→ DIRECTIONS FOR THIS TASK: Lines that include the word "label" are the ones to copy.

[Some records]
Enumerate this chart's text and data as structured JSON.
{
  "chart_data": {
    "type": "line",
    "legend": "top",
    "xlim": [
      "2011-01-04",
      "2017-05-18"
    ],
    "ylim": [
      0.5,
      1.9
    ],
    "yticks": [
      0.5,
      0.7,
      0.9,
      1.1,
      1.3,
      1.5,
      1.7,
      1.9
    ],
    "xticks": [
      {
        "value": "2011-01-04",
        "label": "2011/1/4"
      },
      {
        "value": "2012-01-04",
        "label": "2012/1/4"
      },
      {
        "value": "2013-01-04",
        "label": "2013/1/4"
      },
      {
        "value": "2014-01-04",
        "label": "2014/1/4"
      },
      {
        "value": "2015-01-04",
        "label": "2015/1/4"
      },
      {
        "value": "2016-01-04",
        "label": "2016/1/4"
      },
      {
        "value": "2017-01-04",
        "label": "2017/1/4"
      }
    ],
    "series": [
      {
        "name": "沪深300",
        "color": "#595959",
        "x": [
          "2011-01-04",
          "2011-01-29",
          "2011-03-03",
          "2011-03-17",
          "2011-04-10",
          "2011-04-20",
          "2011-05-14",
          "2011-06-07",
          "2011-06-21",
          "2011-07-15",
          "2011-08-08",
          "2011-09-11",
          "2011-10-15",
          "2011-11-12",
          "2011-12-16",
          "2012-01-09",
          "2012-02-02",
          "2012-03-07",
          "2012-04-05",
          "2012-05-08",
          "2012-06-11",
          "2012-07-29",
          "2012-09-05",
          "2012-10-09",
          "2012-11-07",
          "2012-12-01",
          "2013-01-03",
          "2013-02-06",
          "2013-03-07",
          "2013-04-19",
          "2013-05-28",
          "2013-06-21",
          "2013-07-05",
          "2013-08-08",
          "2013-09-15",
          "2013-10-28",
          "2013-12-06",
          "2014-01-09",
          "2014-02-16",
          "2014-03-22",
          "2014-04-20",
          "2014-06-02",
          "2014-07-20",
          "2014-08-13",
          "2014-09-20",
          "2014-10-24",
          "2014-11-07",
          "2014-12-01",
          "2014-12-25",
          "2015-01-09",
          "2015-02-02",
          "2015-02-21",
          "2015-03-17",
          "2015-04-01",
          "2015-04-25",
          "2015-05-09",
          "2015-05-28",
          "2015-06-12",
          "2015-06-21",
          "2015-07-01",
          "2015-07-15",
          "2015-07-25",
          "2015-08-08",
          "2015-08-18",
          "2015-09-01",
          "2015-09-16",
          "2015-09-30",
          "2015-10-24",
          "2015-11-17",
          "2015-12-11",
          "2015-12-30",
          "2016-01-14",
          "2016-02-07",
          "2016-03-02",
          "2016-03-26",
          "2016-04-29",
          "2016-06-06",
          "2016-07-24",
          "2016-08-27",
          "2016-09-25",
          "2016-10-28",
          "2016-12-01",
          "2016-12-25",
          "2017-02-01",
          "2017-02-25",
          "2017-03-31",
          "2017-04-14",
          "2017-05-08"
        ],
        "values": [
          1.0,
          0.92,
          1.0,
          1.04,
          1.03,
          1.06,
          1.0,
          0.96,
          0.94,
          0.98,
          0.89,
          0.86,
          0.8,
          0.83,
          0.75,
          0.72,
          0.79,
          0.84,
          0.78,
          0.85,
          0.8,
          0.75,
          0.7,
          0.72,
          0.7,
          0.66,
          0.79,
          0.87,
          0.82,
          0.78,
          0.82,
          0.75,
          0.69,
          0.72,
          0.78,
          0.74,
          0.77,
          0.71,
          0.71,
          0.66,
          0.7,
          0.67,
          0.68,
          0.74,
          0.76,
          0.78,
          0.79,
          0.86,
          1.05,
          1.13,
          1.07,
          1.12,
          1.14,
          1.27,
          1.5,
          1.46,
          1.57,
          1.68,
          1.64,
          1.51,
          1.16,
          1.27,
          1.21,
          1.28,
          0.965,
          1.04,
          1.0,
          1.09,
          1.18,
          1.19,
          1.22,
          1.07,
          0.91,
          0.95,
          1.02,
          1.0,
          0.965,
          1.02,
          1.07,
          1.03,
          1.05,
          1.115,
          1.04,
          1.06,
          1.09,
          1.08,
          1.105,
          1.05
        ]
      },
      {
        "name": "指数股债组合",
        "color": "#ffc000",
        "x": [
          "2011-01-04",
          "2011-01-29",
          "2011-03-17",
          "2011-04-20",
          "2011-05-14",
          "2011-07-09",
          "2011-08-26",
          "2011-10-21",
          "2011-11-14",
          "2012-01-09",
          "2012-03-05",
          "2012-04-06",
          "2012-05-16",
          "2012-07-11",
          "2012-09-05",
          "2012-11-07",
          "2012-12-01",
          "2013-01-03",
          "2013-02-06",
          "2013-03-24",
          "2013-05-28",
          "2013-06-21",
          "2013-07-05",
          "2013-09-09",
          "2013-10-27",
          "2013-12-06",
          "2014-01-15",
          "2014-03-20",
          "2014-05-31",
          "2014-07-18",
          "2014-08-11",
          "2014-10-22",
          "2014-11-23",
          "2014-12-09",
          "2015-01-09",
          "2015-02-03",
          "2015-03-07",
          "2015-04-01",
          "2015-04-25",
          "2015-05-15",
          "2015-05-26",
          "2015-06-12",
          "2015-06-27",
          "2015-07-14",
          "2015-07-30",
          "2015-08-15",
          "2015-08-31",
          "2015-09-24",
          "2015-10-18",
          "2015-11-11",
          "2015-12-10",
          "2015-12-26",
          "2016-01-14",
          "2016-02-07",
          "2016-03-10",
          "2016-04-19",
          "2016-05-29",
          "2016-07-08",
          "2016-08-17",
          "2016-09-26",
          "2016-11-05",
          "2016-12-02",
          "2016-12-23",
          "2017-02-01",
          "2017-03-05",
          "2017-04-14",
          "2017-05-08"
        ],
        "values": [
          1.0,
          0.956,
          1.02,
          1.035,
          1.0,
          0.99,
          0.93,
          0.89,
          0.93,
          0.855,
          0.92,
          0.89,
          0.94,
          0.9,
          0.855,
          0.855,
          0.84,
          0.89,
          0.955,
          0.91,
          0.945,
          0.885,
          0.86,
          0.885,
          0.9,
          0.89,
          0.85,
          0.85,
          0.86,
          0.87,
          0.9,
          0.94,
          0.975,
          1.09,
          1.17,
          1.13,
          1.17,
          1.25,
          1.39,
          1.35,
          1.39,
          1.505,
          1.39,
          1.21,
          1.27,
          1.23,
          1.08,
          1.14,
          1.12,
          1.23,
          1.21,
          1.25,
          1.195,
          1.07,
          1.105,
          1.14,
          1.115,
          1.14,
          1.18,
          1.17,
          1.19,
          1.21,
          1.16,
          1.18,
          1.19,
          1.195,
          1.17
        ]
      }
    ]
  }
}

→ THE COMPLETED TASK:
        "label": "2011/1/4"
        "label": "2012/1/4"
        "label": "2013/1/4"
        "label": "2014/1/4"
        "label": "2015/1/4"
        "label": "2016/1/4"
        "label": "2017/1/4"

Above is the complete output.